**DIRECTIONS**
Find how many lines contain the word "Deals" and state that number alone.

**Records from a collection of figures**
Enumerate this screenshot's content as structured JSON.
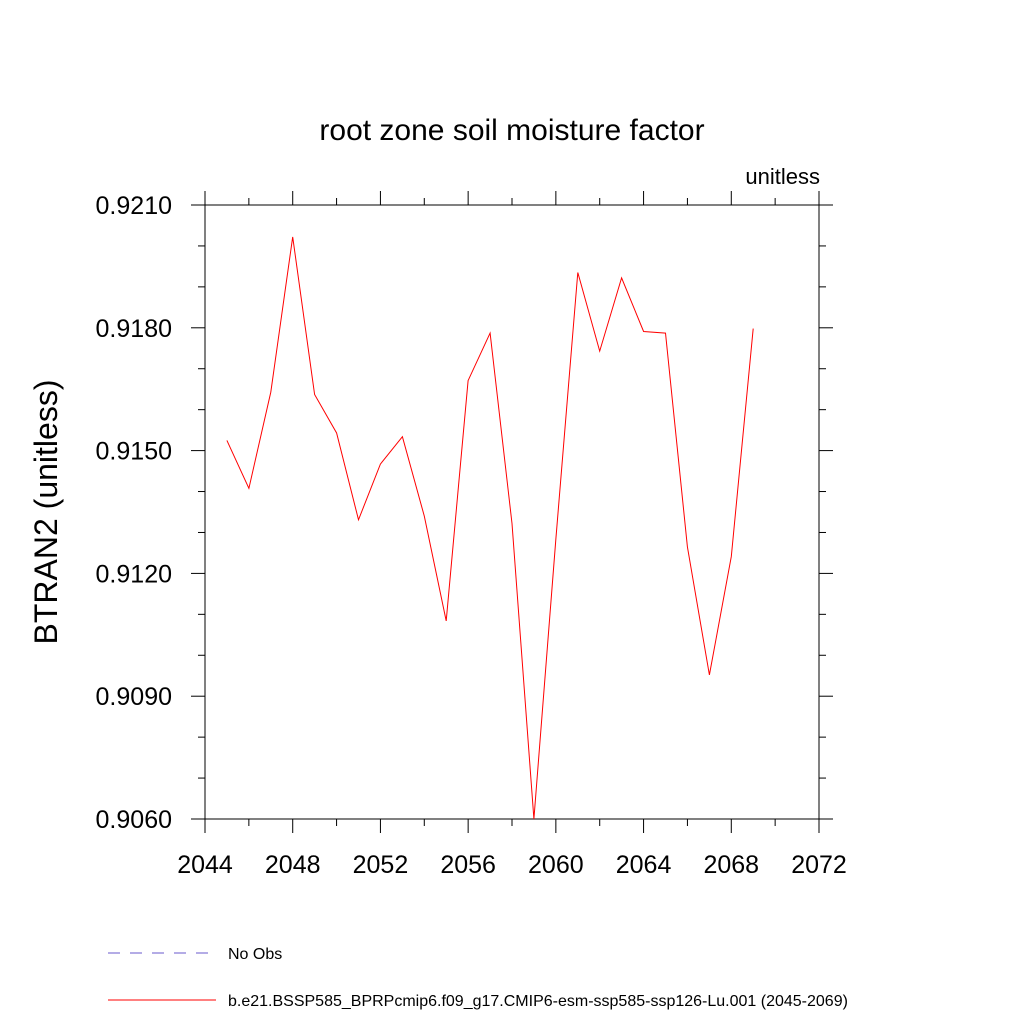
{
  "chart_data": {
    "type": "line",
    "title": "root zone soil moisture factor",
    "units_label": "unitless",
    "ylabel": "BTRAN2  (unitless)",
    "xlabel": "",
    "xlim": [
      2044,
      2072
    ],
    "ylim": [
      0.906,
      0.921
    ],
    "x_ticks": [
      2044,
      2048,
      2052,
      2056,
      2060,
      2064,
      2068,
      2072
    ],
    "x_minor_ticks": [
      2046,
      2050,
      2054,
      2058,
      2062,
      2066,
      2070
    ],
    "y_ticks": [
      "0.9060",
      "0.9090",
      "0.9120",
      "0.9150",
      "0.9180",
      "0.9210"
    ],
    "y_minor_ticks": [
      0.907,
      0.908,
      0.91,
      0.911,
      0.913,
      0.914,
      0.916,
      0.917,
      0.919,
      0.92
    ],
    "grid": false,
    "legend_position": "bottom",
    "series": [
      {
        "name": "b.e21.BSSP585_BPRPcmip6.f09_g17.CMIP6-esm-ssp585-ssp126-Lu.001 (2045-2069)",
        "color": "#ff0000",
        "style": "solid",
        "x": [
          2045,
          2046,
          2047,
          2048,
          2049,
          2050,
          2051,
          2052,
          2053,
          2054,
          2055,
          2056,
          2057,
          2058,
          2059,
          2060,
          2061,
          2062,
          2063,
          2064,
          2065,
          2066,
          2067,
          2068,
          2069
        ],
        "y": [
          0.91525,
          0.91408,
          0.91643,
          0.92022,
          0.91637,
          0.91543,
          0.91331,
          0.91467,
          0.91534,
          0.9134,
          0.91084,
          0.91671,
          0.91787,
          0.91322,
          0.906,
          0.91285,
          0.91935,
          0.91743,
          0.91922,
          0.91791,
          0.91787,
          0.91265,
          0.90952,
          0.91241,
          0.91798
        ]
      },
      {
        "name": "No Obs",
        "color": "#6a5acd",
        "style": "dashed",
        "x": [],
        "y": []
      }
    ]
  }
}
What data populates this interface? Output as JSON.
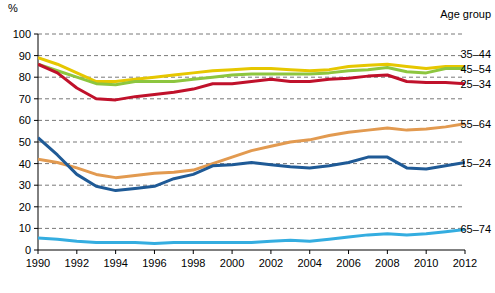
{
  "chart_data": {
    "type": "line",
    "y_label": "%",
    "legend_title": "Age group",
    "legend": "right",
    "grid": true,
    "x": [
      1990,
      1991,
      1992,
      1993,
      1994,
      1995,
      1996,
      1997,
      1998,
      1999,
      2000,
      2001,
      2002,
      2003,
      2004,
      2005,
      2006,
      2007,
      2008,
      2009,
      2010,
      2011,
      2012
    ],
    "xlim": [
      1990,
      2012
    ],
    "xticks": [
      1990,
      1992,
      1994,
      1996,
      1998,
      2000,
      2002,
      2004,
      2006,
      2008,
      2010,
      2012
    ],
    "ylim": [
      0,
      100
    ],
    "yticks": [
      0,
      10,
      20,
      30,
      40,
      50,
      60,
      70,
      80,
      90,
      100
    ],
    "series": [
      {
        "name": "35–44",
        "color": "#e6c700",
        "values": [
          89,
          86,
          82,
          78,
          78,
          79,
          80,
          81,
          82,
          83,
          83.5,
          84,
          84,
          83.5,
          83,
          83.5,
          85,
          85.5,
          86,
          85,
          84,
          85,
          85
        ]
      },
      {
        "name": "45–54",
        "color": "#8dc63f",
        "values": [
          86,
          83,
          80,
          77,
          76.5,
          78,
          78,
          78,
          79,
          80,
          81,
          81.5,
          81.5,
          81.5,
          81.5,
          82,
          83,
          83.5,
          84.5,
          82.5,
          82,
          84,
          84
        ]
      },
      {
        "name": "25–34",
        "color": "#c0112b",
        "values": [
          86,
          82,
          75,
          70,
          69.5,
          71,
          72,
          73,
          74.5,
          77,
          77,
          78,
          79,
          78,
          78,
          79,
          79.5,
          80.5,
          81,
          78,
          77.5,
          77.5,
          77
        ]
      },
      {
        "name": "55–64",
        "color": "#e29a50",
        "values": [
          42,
          40.5,
          38,
          35,
          33.5,
          34.5,
          35.5,
          36,
          37,
          40,
          43,
          46,
          48,
          50,
          51,
          53,
          54.5,
          55.5,
          56.5,
          55.5,
          56,
          57,
          58.5
        ]
      },
      {
        "name": "15–24",
        "color": "#1f5a96",
        "values": [
          52,
          44,
          35,
          29.5,
          27.5,
          28.5,
          29.5,
          33,
          35,
          39,
          39.5,
          40.5,
          39.5,
          38.5,
          38,
          39,
          40.5,
          43,
          43,
          38,
          37.5,
          39,
          40.5
        ]
      },
      {
        "name": "65–74",
        "color": "#34ade0",
        "values": [
          5.5,
          5,
          4,
          3.5,
          3.5,
          3.5,
          3,
          3.5,
          3.5,
          3.5,
          3.5,
          3.5,
          4,
          4.5,
          4,
          5,
          6,
          7,
          7.5,
          7,
          7.5,
          8.5,
          9.5
        ]
      }
    ]
  }
}
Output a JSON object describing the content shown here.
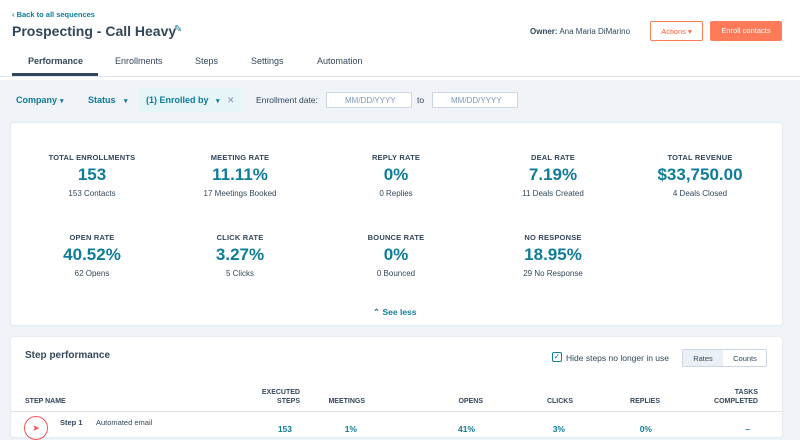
{
  "header": {
    "back": "Back to all sequences",
    "title": "Prospecting - Call Heavy",
    "owner_label": "Owner:",
    "owner": "Ana Maria DiMarino",
    "actions": "Actions",
    "enroll": "Enroll contacts"
  },
  "tabs": [
    "Performance",
    "Enrollments",
    "Steps",
    "Settings",
    "Automation"
  ],
  "filters": {
    "items": [
      "Company",
      "Status",
      "(1) Enrolled by"
    ],
    "date_label": "Enrollment date:",
    "placeholder": "MM/DD/YYYY",
    "to": "to"
  },
  "metrics": [
    {
      "label": "TOTAL ENROLLMENTS",
      "value": "153",
      "sub": "153 Contacts"
    },
    {
      "label": "MEETING RATE",
      "value": "11.11%",
      "sub": "17 Meetings Booked"
    },
    {
      "label": "REPLY RATE",
      "value": "0%",
      "sub": "0 Replies"
    },
    {
      "label": "DEAL RATE",
      "value": "7.19%",
      "sub": "11 Deals Created"
    },
    {
      "label": "TOTAL REVENUE",
      "value": "$33,750.00",
      "sub": "4 Deals Closed"
    },
    {
      "label": "OPEN RATE",
      "value": "40.52%",
      "sub": "62 Opens"
    },
    {
      "label": "CLICK RATE",
      "value": "3.27%",
      "sub": "5 Clicks"
    },
    {
      "label": "BOUNCE RATE",
      "value": "0%",
      "sub": "0 Bounced"
    },
    {
      "label": "NO RESPONSE",
      "value": "18.95%",
      "sub": "29 No Response"
    }
  ],
  "see_less": "See less",
  "step_performance": {
    "title": "Step performance",
    "hide": "Hide steps no longer in use",
    "toggles": [
      "Rates",
      "Counts"
    ],
    "columns": [
      "STEP NAME",
      "EXECUTED STEPS",
      "MEETINGS",
      "OPENS",
      "CLICKS",
      "REPLIES",
      "TASKS COMPLETED"
    ],
    "rows": [
      {
        "step": "Step 1",
        "type": "Automated email",
        "values": [
          "153",
          "1%",
          "41%",
          "3%",
          "0%",
          "–"
        ]
      }
    ]
  }
}
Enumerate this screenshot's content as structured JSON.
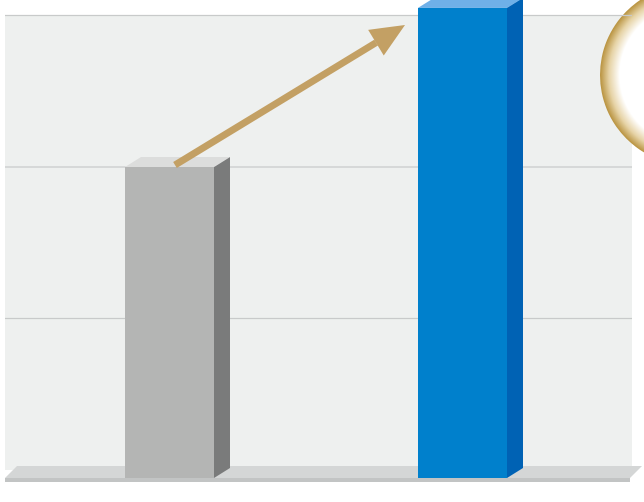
{
  "chart_data": {
    "type": "bar",
    "title": "",
    "xlabel": "",
    "ylabel": "",
    "categories": [
      "",
      ""
    ],
    "values": [
      2.0,
      3.05
    ],
    "ylim": [
      0,
      3.05
    ],
    "grid": true,
    "style": "3d",
    "bar_colors": [
      "#b4b5b4",
      "#0080cc"
    ],
    "annotation": {
      "type": "arrow",
      "from_bar": 0,
      "to_bar": 1,
      "color": "#c3a064"
    },
    "decoration": {
      "type": "circle-glow",
      "color": "#b8923e",
      "position": "top-right"
    }
  },
  "colors": {
    "plot_background": "#eef0ef",
    "gridline": "#c8caca",
    "floor": "#d4d6d6"
  }
}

**SOLUTION FOR THIS EXERCISE**
2